• Aim of the task
Find the lines holding "arrow" and copy them.

▬▬▬▬▬▬

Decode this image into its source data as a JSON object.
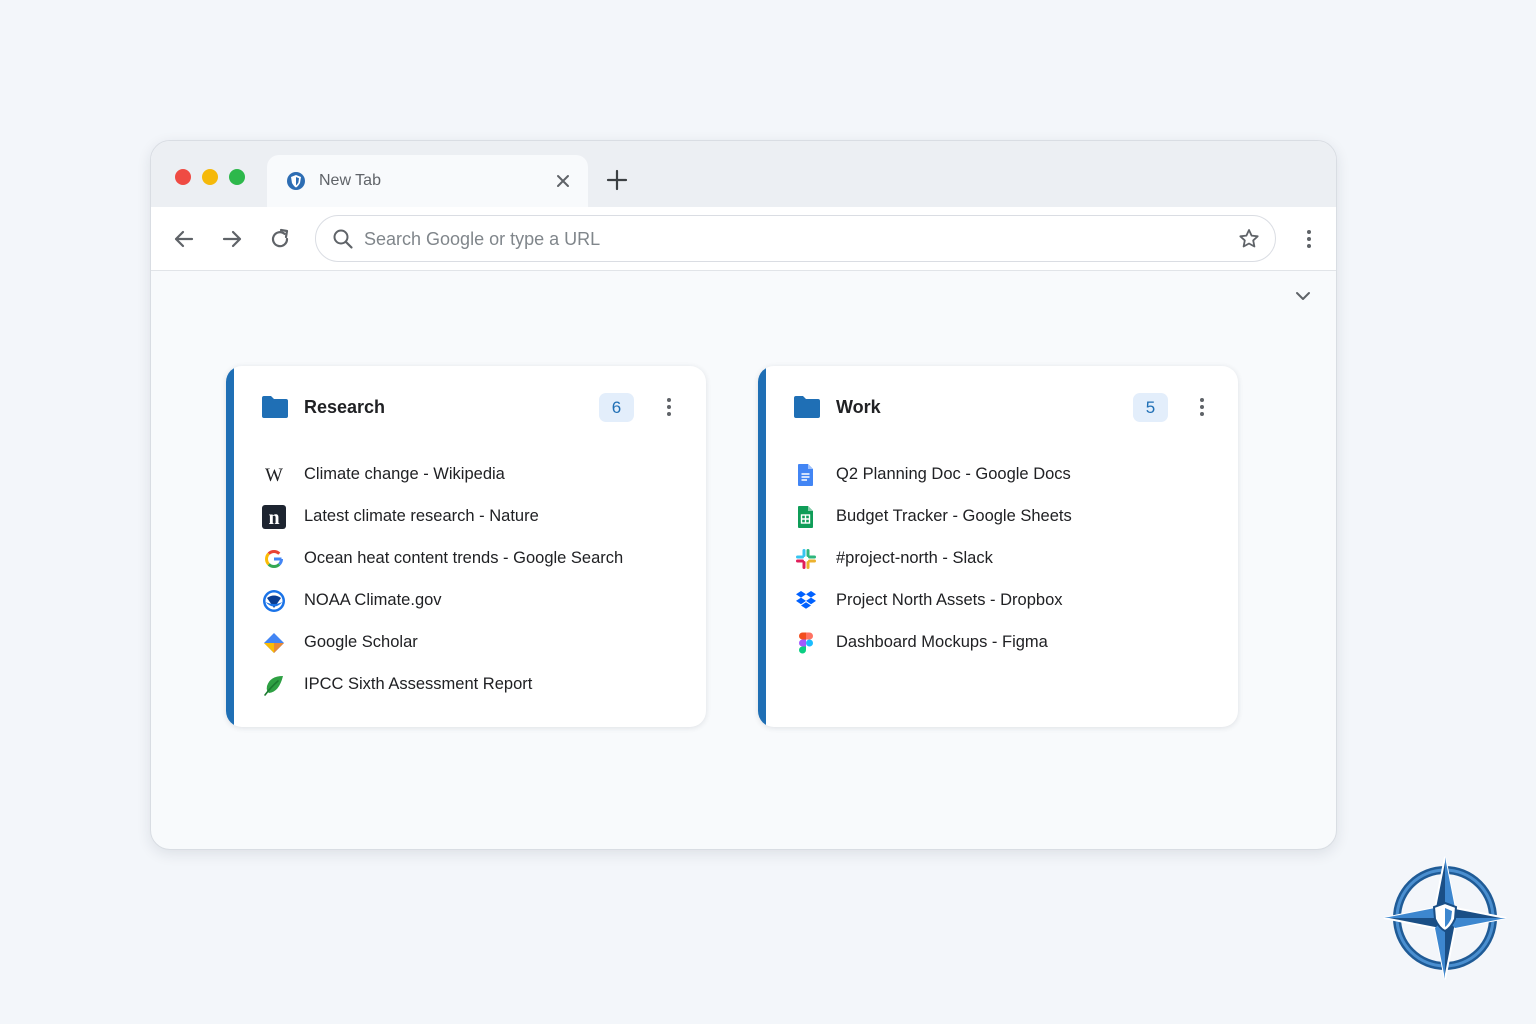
{
  "browser": {
    "tab": {
      "title": "New Tab",
      "favicon": "shield-icon"
    },
    "address_bar": {
      "placeholder": "Search Google or type a URL",
      "value": ""
    },
    "nav": {
      "back": "back-arrow-icon",
      "forward": "forward-arrow-icon",
      "reload": "reload-icon"
    }
  },
  "groups": [
    {
      "name": "Research",
      "count": "6",
      "color": "#1f6fb5",
      "items": [
        {
          "label": "Climate change - Wikipedia",
          "icon": "wikipedia-icon"
        },
        {
          "label": "Latest climate research - Nature",
          "icon": "nature-icon"
        },
        {
          "label": "Ocean heat content trends - Google Search",
          "icon": "google-icon"
        },
        {
          "label": "NOAA Climate.gov",
          "icon": "noaa-icon"
        },
        {
          "label": "Google Scholar",
          "icon": "scholar-icon"
        },
        {
          "label": "IPCC Sixth Assessment Report",
          "icon": "leaf-icon"
        }
      ]
    },
    {
      "name": "Work",
      "count": "5",
      "color": "#1f6fb5",
      "items": [
        {
          "label": "Q2 Planning Doc - Google Docs",
          "icon": "google-docs-icon"
        },
        {
          "label": "Budget Tracker - Google Sheets",
          "icon": "google-sheets-icon"
        },
        {
          "label": "#project-north - Slack",
          "icon": "slack-icon"
        },
        {
          "label": "Project North Assets - Dropbox",
          "icon": "dropbox-icon"
        },
        {
          "label": "Dashboard Mockups - Figma",
          "icon": "figma-icon"
        }
      ]
    }
  ]
}
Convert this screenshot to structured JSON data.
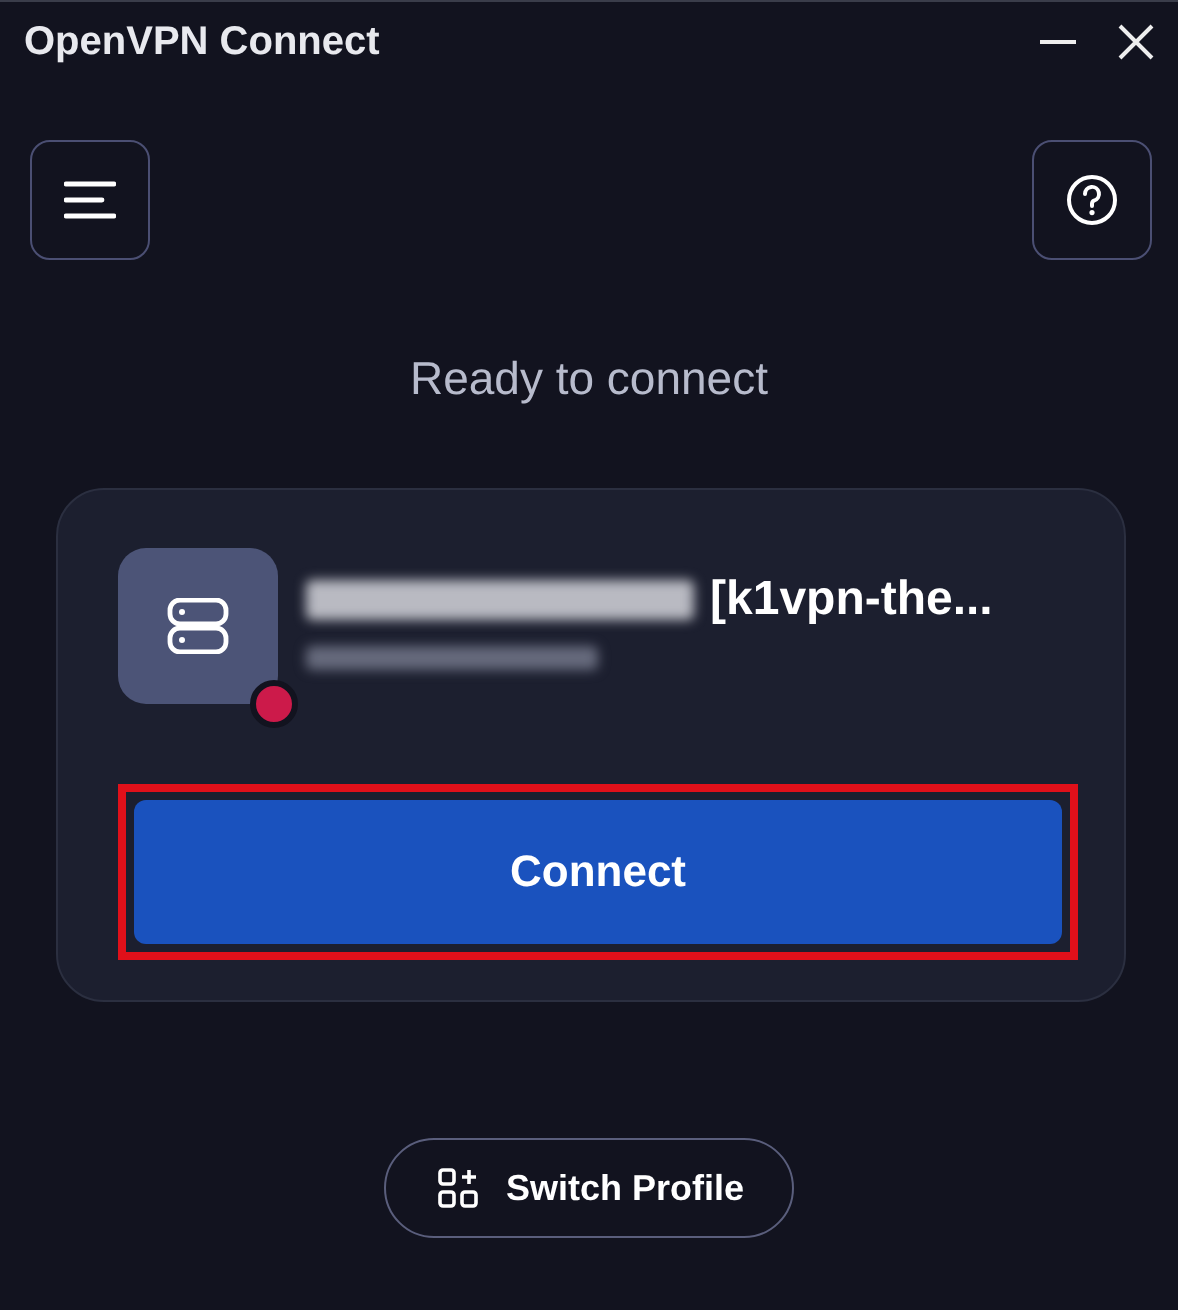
{
  "window": {
    "title": "OpenVPN Connect"
  },
  "status": "Ready to connect",
  "profile": {
    "name_suffix": "[k1vpn-the...",
    "connected": false
  },
  "connect_button": {
    "label": "Connect",
    "highlighted": true
  },
  "switch_button": {
    "label": "Switch Profile"
  }
}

▬▬▬▬▬▬

• Task response
      "back": "back-arrow-icon",
      "forward": "forward-arrow-icon",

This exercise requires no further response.